**GIVEN INSTRUCTION**
Among the entries below, find the lines with "сельсовет" and copy them.
------------------------------------------------------------
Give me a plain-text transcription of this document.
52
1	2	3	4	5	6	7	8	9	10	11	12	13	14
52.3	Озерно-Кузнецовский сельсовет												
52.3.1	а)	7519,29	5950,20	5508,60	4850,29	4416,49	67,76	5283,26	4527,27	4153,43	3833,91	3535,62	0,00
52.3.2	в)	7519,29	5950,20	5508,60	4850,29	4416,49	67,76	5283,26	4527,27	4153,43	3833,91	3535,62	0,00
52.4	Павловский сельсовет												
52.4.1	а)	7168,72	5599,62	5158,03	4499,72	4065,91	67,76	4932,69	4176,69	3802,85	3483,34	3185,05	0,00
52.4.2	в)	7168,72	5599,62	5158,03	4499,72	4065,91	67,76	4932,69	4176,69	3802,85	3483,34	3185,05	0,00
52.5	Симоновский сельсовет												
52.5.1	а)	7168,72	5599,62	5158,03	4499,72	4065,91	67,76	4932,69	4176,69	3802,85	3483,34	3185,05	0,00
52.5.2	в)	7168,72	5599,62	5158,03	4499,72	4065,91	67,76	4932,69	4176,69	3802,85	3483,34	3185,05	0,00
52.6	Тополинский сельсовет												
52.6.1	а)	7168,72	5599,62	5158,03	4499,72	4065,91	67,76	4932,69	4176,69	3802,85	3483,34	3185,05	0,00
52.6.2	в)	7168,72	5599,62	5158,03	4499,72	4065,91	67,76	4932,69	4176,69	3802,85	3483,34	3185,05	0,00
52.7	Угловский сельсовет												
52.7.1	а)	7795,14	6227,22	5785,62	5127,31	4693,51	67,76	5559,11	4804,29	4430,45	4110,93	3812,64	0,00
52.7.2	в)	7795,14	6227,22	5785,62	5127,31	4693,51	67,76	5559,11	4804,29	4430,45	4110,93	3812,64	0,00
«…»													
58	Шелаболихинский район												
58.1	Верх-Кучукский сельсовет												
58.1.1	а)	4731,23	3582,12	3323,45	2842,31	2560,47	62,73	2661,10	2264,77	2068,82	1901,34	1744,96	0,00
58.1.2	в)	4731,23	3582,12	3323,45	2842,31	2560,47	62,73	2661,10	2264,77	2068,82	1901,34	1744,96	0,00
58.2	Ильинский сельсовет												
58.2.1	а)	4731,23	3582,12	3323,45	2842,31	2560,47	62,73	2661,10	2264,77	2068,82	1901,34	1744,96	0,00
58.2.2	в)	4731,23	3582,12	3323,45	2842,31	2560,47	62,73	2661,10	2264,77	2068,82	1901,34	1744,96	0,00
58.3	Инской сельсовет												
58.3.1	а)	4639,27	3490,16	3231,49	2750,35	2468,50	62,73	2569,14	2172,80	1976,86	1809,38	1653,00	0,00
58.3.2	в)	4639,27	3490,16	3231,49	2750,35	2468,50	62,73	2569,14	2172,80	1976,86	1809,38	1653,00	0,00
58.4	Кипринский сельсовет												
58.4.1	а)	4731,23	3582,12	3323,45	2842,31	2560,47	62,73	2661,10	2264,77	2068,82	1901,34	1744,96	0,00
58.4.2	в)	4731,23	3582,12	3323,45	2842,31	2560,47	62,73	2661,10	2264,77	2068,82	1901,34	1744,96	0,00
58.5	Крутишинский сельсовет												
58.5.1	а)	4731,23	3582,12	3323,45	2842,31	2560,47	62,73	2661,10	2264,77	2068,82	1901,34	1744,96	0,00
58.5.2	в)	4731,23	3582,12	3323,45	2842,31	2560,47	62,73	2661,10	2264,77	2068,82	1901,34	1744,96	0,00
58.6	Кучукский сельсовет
------------------------------------------------------------
**TASK SOLUTION**
52.3	Озерно-Кузнецовский сельсовет												
52.4	Павловский сельсовет												
52.5	Симоновский сельсовет												
52.6	Тополинский сельсовет												
52.7	Угловский сельсовет												
58.1	Верх-Кучукский сельсовет												
58.2	Ильинский сельсовет												
58.3	Инской сельсовет												
58.4	Кипринский сельсовет												
58.5	Крутишинский сельсовет												
58.6	Кучукский сельсовет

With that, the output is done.